[begin Records for the task]
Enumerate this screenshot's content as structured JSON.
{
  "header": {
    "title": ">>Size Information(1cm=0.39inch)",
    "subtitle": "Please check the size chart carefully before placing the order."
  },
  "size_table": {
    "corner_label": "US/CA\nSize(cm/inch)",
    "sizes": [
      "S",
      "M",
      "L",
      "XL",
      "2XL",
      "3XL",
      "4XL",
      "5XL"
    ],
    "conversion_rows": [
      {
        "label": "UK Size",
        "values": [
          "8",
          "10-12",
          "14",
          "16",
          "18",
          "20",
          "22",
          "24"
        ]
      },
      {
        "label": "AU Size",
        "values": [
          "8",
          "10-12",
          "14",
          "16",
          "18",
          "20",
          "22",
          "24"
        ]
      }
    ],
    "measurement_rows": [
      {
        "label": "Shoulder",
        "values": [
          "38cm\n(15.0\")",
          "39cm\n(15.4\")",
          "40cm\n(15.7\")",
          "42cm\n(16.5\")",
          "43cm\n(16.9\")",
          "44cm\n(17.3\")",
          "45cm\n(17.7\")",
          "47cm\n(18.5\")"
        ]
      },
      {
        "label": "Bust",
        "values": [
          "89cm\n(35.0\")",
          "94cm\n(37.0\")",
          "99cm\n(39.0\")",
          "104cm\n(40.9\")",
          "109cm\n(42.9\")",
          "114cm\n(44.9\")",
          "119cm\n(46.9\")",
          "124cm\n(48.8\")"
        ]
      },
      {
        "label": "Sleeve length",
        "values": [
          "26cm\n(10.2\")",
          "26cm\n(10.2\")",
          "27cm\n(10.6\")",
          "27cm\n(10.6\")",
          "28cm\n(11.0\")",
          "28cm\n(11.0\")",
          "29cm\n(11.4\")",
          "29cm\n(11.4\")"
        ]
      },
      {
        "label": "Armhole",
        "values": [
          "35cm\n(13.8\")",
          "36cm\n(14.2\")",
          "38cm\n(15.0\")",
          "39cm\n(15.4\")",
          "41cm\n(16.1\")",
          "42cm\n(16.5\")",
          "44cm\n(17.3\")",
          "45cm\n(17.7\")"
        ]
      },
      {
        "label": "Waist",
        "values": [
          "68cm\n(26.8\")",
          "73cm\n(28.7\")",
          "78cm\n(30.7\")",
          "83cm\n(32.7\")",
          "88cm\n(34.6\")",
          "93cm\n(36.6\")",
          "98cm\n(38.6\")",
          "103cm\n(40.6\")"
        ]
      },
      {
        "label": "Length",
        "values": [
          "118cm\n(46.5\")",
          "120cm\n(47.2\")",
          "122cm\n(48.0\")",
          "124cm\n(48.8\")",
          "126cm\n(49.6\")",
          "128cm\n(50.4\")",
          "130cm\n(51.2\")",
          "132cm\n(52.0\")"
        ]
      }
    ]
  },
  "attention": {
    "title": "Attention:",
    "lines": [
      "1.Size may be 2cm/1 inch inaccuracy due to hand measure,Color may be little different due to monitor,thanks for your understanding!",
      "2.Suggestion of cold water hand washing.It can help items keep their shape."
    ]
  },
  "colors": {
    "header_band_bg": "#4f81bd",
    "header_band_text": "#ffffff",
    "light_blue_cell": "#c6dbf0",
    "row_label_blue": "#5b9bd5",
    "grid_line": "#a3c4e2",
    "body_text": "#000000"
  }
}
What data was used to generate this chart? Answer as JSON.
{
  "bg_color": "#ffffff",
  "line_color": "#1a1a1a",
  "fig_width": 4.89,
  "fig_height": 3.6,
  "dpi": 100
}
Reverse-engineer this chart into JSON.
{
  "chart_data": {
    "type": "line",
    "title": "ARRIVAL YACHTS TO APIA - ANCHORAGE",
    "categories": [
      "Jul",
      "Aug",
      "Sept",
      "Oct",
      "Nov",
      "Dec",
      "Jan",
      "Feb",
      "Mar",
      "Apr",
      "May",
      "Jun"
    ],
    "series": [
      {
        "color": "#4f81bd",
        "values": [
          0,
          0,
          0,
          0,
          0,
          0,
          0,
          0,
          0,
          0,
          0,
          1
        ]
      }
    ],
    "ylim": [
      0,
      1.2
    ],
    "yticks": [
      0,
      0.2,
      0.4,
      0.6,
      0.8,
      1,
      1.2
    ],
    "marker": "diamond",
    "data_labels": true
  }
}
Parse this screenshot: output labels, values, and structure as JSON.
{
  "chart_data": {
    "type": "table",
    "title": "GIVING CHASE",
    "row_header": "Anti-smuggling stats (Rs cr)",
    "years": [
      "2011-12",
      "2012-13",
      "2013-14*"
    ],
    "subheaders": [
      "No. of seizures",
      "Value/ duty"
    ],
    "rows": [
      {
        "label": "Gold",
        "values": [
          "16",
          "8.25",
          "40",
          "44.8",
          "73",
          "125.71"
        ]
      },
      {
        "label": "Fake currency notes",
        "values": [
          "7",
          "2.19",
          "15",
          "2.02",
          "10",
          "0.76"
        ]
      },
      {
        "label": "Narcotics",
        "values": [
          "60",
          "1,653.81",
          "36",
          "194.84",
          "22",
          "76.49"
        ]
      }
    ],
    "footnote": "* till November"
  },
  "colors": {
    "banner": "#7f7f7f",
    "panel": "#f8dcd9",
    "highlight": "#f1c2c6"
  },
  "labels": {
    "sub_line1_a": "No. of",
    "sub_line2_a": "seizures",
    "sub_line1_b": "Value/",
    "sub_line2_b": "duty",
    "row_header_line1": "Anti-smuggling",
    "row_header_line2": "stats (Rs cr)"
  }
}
[end Records for the task]
• [Brief]:
Return the material exactly as it stands.

• [Complete answer]:
Enumerate this screenshot's content as structured JSON.
{
  "header": {
    "title": ">>Size Information(1cm=0.39inch)",
    "subtitle": "Please check the size chart carefully before placing the order."
  },
  "size_table": {
    "corner_label": "US/CA\nSize(cm/inch)",
    "sizes": [
      "S",
      "M",
      "L",
      "XL",
      "2XL",
      "3XL",
      "4XL",
      "5XL"
    ],
    "conversion_rows": [
      {
        "label": "UK Size",
        "values": [
          "8",
          "10-12",
          "14",
          "16",
          "18",
          "20",
          "22",
          "24"
        ]
      },
      {
        "label": "AU Size",
        "values": [
          "8",
          "10-12",
          "14",
          "16",
          "18",
          "20",
          "22",
          "24"
        ]
      }
    ],
    "measurement_rows": [
      {
        "label": "Shoulder",
        "values": [
          "38cm\n(15.0\")",
          "39cm\n(15.4\")",
          "40cm\n(15.7\")",
          "42cm\n(16.5\")",
          "43cm\n(16.9\")",
          "44cm\n(17.3\")",
          "45cm\n(17.7\")",
          "47cm\n(18.5\")"
        ]
      },
      {
        "label": "Bust",
        "values": [
          "89cm\n(35.0\")",
          "94cm\n(37.0\")",
          "99cm\n(39.0\")",
          "104cm\n(40.9\")",
          "109cm\n(42.9\")",
          "114cm\n(44.9\")",
          "119cm\n(46.9\")",
          "124cm\n(48.8\")"
        ]
      },
      {
        "label": "Sleeve length",
        "values": [
          "26cm\n(10.2\")",
          "26cm\n(10.2\")",
          "27cm\n(10.6\")",
          "27cm\n(10.6\")",
          "28cm\n(11.0\")",
          "28cm\n(11.0\")",
          "29cm\n(11.4\")",
          "29cm\n(11.4\")"
        ]
      },
      {
        "label": "Armhole",
        "values": [
          "35cm\n(13.8\")",
          "36cm\n(14.2\")",
          "38cm\n(15.0\")",
          "39cm\n(15.4\")",
          "41cm\n(16.1\")",
          "42cm\n(16.5\")",
          "44cm\n(17.3\")",
          "45cm\n(17.7\")"
        ]
      },
      {
        "label": "Waist",
        "values": [
          "68cm\n(26.8\")",
          "73cm\n(28.7\")",
          "78cm\n(30.7\")",
          "83cm\n(32.7\")",
          "88cm\n(34.6\")",
          "93cm\n(36.6\")",
          "98cm\n(38.6\")",
          "103cm\n(40.6\")"
        ]
      },
      {
        "label": "Length",
        "values": [
          "118cm\n(46.5\")",
          "120cm\n(47.2\")",
          "122cm\n(48.0\")",
          "124cm\n(48.8\")",
          "126cm\n(49.6\")",
          "128cm\n(50.4\")",
          "130cm\n(51.2\")",
          "132cm\n(52.0\")"
        ]
      }
    ]
  },
  "attention": {
    "title": "Attention:",
    "lines": [
      "1.Size may be 2cm/1 inch inaccuracy due to hand measure,Color may be little different due to monitor,thanks for your understanding!",
      "2.Suggestion of cold water hand washing.It can help items keep their shape."
    ]
  },
  "colors": {
    "header_band_bg": "#4f81bd",
    "header_band_text": "#ffffff",
    "light_blue_cell": "#c6dbf0",
    "row_label_blue": "#5b9bd5",
    "grid_line": "#a3c4e2",
    "body_text": "#000000"
  }
}
What data was used to generate this chart? Answer as JSON.
{
  "bg_color": "#ffffff",
  "line_color": "#1a1a1a",
  "fig_width": 4.89,
  "fig_height": 3.6,
  "dpi": 100
}
Reverse-engineer this chart into JSON.
{
  "chart_data": {
    "type": "line",
    "title": "ARRIVAL YACHTS TO APIA - ANCHORAGE",
    "categories": [
      "Jul",
      "Aug",
      "Sept",
      "Oct",
      "Nov",
      "Dec",
      "Jan",
      "Feb",
      "Mar",
      "Apr",
      "May",
      "Jun"
    ],
    "series": [
      {
        "color": "#4f81bd",
        "values": [
          0,
          0,
          0,
          0,
          0,
          0,
          0,
          0,
          0,
          0,
          0,
          1
        ]
      }
    ],
    "ylim": [
      0,
      1.2
    ],
    "yticks": [
      0,
      0.2,
      0.4,
      0.6,
      0.8,
      1,
      1.2
    ],
    "marker": "diamond",
    "data_labels": true
  }
}
Parse this screenshot: output labels, values, and structure as JSON.
{
  "chart_data": {
    "type": "table",
    "title": "GIVING CHASE",
    "row_header": "Anti-smuggling stats (Rs cr)",
    "years": [
      "2011-12",
      "2012-13",
      "2013-14*"
    ],
    "subheaders": [
      "No. of seizures",
      "Value/ duty"
    ],
    "rows": [
      {
        "label": "Gold",
        "values": [
          "16",
          "8.25",
          "40",
          "44.8",
          "73",
          "125.71"
        ]
      },
      {
        "label": "Fake currency notes",
        "values": [
          "7",
          "2.19",
          "15",
          "2.02",
          "10",
          "0.76"
        ]
      },
      {
        "label": "Narcotics",
        "values": [
          "60",
          "1,653.81",
          "36",
          "194.84",
          "22",
          "76.49"
        ]
      }
    ],
    "footnote": "* till November"
  },
  "colors": {
    "banner": "#7f7f7f",
    "panel": "#f8dcd9",
    "highlight": "#f1c2c6"
  },
  "labels": {
    "sub_line1_a": "No. of",
    "sub_line2_a": "seizures",
    "sub_line1_b": "Value/",
    "sub_line2_b": "duty",
    "row_header_line1": "Anti-smuggling",
    "row_header_line2": "stats (Rs cr)"
  }
}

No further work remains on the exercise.